[Dataset records]
· · · · ·
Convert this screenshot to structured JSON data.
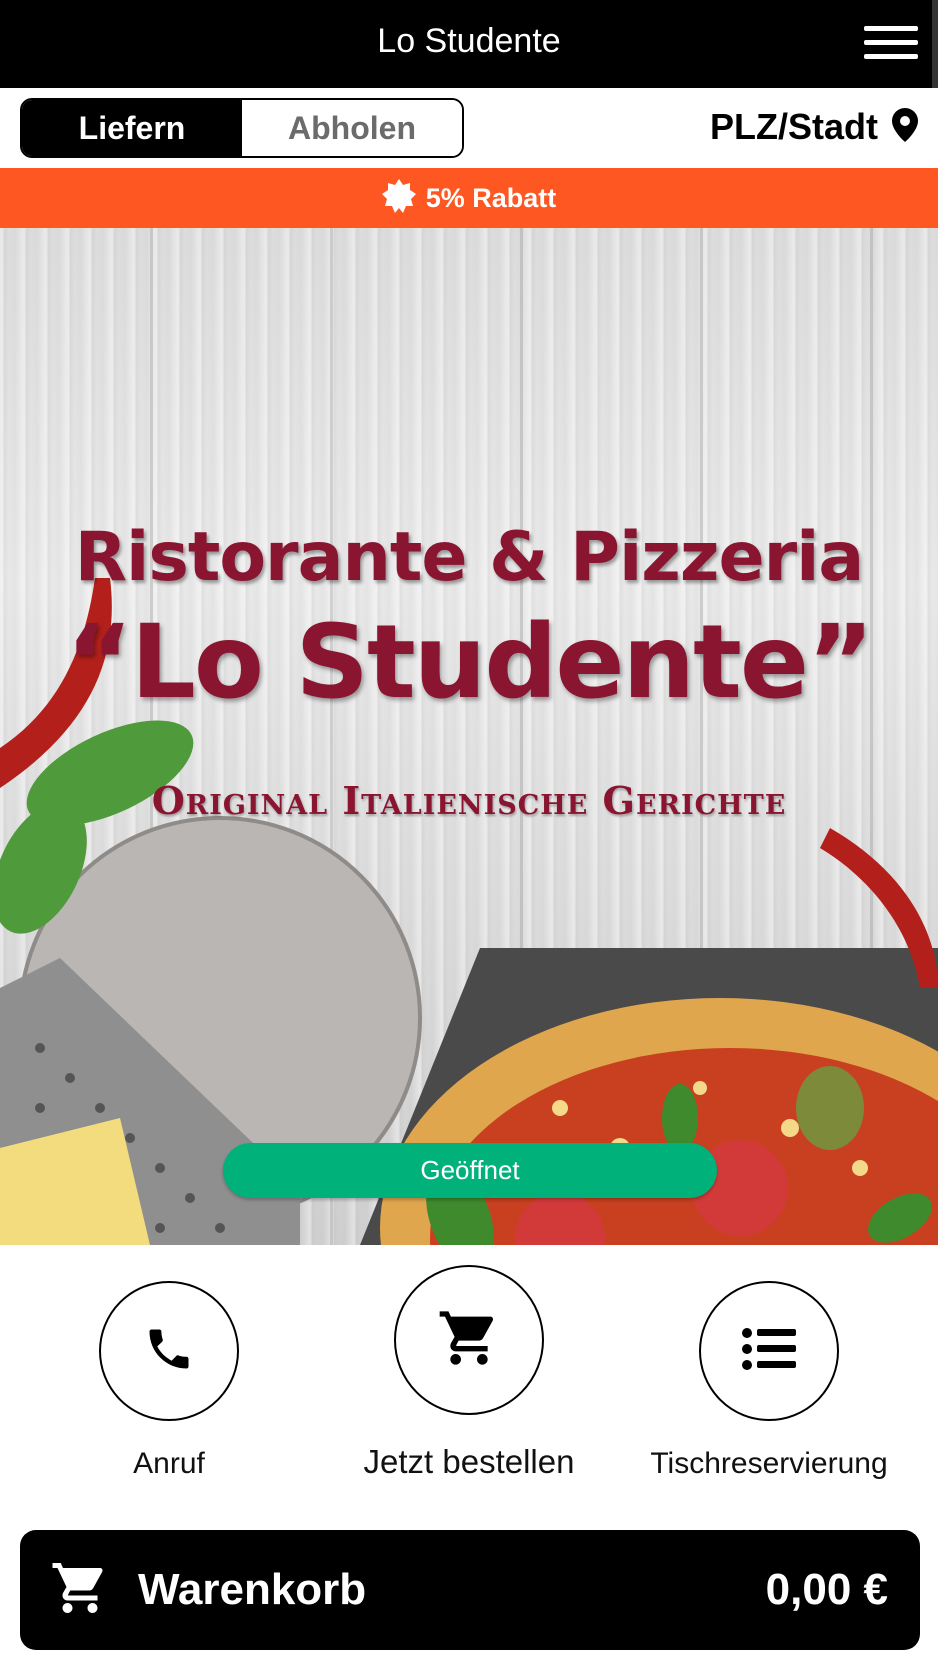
{
  "app": {
    "title": "Lo Studente"
  },
  "mode": {
    "deliver_label": "Liefern",
    "pickup_label": "Abholen",
    "active": "Liefern"
  },
  "location": {
    "label": "PLZ/Stadt"
  },
  "discount": {
    "label": "5% Rabatt"
  },
  "hero": {
    "line1": "Ristorante & Pizzeria",
    "line2": "“Lo Studente”",
    "line3": "Original Italienische Gerichte",
    "status": "Geöffnet"
  },
  "actions": [
    {
      "label": "Anruf",
      "icon": "phone-icon"
    },
    {
      "label": "Jetzt bestellen",
      "icon": "cart-icon"
    },
    {
      "label": "Tischreservierung",
      "icon": "list-icon"
    }
  ],
  "cart": {
    "label": "Warenkorb",
    "total": "0,00 €"
  },
  "colors": {
    "accent": "#ff5722",
    "open": "#00b27a",
    "brand_red": "#8a1530",
    "bar": "#000000"
  }
}
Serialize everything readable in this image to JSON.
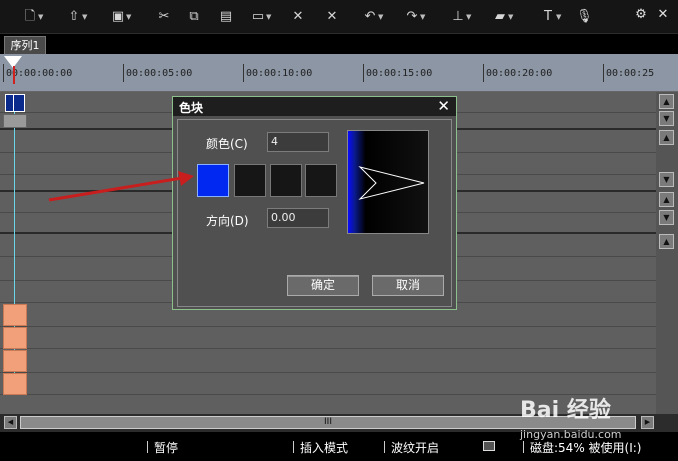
{
  "toolbar": {
    "icons": [
      "new-icon",
      "open-icon",
      "save-icon",
      "cut-icon",
      "copy-icon",
      "paste-icon",
      "link-icon",
      "split-icon",
      "delete-icon",
      "undo-icon",
      "redo-icon",
      "marker-icon",
      "storyboard-icon",
      "text-icon",
      "mic-icon"
    ],
    "right_icons": [
      "settings-icon",
      "close-icon"
    ]
  },
  "tabs": [
    {
      "label": "序列1"
    }
  ],
  "ruler": {
    "ticks": [
      "00:00:00:00",
      "00:00:05:00",
      "00:00:10:00",
      "00:00:15:00",
      "00:00:20:00",
      "00:00:25"
    ]
  },
  "dialog": {
    "title": "色块",
    "color_label": "颜色(C)",
    "color_value": "4",
    "direction_label": "方向(D)",
    "direction_value": "0.00",
    "ok_label": "确定",
    "cancel_label": "取消",
    "swatch_colors": [
      "#0028f0",
      "#161616",
      "#161616",
      "#161616"
    ]
  },
  "hscroll": {
    "thumb_label": "III"
  },
  "statusbar": {
    "pause": "暂停",
    "insert_mode": "插入模式",
    "ripple": "波纹开启",
    "disk": "磁盘:54% 被使用(I:)"
  },
  "watermark": {
    "logo": "Bai 经验",
    "url": "jingyan.baidu.com"
  },
  "colors": {
    "accent_red": "#d02020",
    "selected_swatch": "#0028f0",
    "clip_orange": "#f2a07a",
    "dialog_border": "#8ec08c"
  }
}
· · · · ·
Problem:
Copy everything in the records above except the pictures, exactly as written.

Solution below:
Convert this screenshot to structured JSON data.
{
  "app": {
    "title": "Lo Studente"
  },
  "mode": {
    "deliver_label": "Liefern",
    "pickup_label": "Abholen",
    "active": "Liefern"
  },
  "location": {
    "label": "PLZ/Stadt"
  },
  "discount": {
    "label": "5% Rabatt"
  },
  "hero": {
    "line1": "Ristorante & Pizzeria",
    "line2": "“Lo Studente”",
    "line3": "Original Italienische Gerichte",
    "status": "Geöffnet"
  },
  "actions": [
    {
      "label": "Anruf",
      "icon": "phone-icon"
    },
    {
      "label": "Jetzt bestellen",
      "icon": "cart-icon"
    },
    {
      "label": "Tischreservierung",
      "icon": "list-icon"
    }
  ],
  "cart": {
    "label": "Warenkorb",
    "total": "0,00 €"
  },
  "colors": {
    "accent": "#ff5722",
    "open": "#00b27a",
    "brand_red": "#8a1530",
    "bar": "#000000"
  }
}
Serialize everything readable in this image to JSON.
{
  "toolbar": {
    "icons": [
      "new-icon",
      "open-icon",
      "save-icon",
      "cut-icon",
      "copy-icon",
      "paste-icon",
      "link-icon",
      "split-icon",
      "delete-icon",
      "undo-icon",
      "redo-icon",
      "marker-icon",
      "storyboard-icon",
      "text-icon",
      "mic-icon"
    ],
    "right_icons": [
      "settings-icon",
      "close-icon"
    ]
  },
  "tabs": [
    {
      "label": "序列1"
    }
  ],
  "ruler": {
    "ticks": [
      "00:00:00:00",
      "00:00:05:00",
      "00:00:10:00",
      "00:00:15:00",
      "00:00:20:00",
      "00:00:25"
    ]
  },
  "dialog": {
    "title": "色块",
    "color_label": "颜色(C)",
    "color_value": "4",
    "direction_label": "方向(D)",
    "direction_value": "0.00",
    "ok_label": "确定",
    "cancel_label": "取消",
    "swatch_colors": [
      "#0028f0",
      "#161616",
      "#161616",
      "#161616"
    ]
  },
  "hscroll": {
    "thumb_label": "III"
  },
  "statusbar": {
    "pause": "暂停",
    "insert_mode": "插入模式",
    "ripple": "波纹开启",
    "disk": "磁盘:54% 被使用(I:)"
  },
  "watermark": {
    "logo": "Bai 经验",
    "url": "jingyan.baidu.com"
  },
  "colors": {
    "accent_red": "#d02020",
    "selected_swatch": "#0028f0",
    "clip_orange": "#f2a07a",
    "dialog_border": "#8ec08c"
  }
}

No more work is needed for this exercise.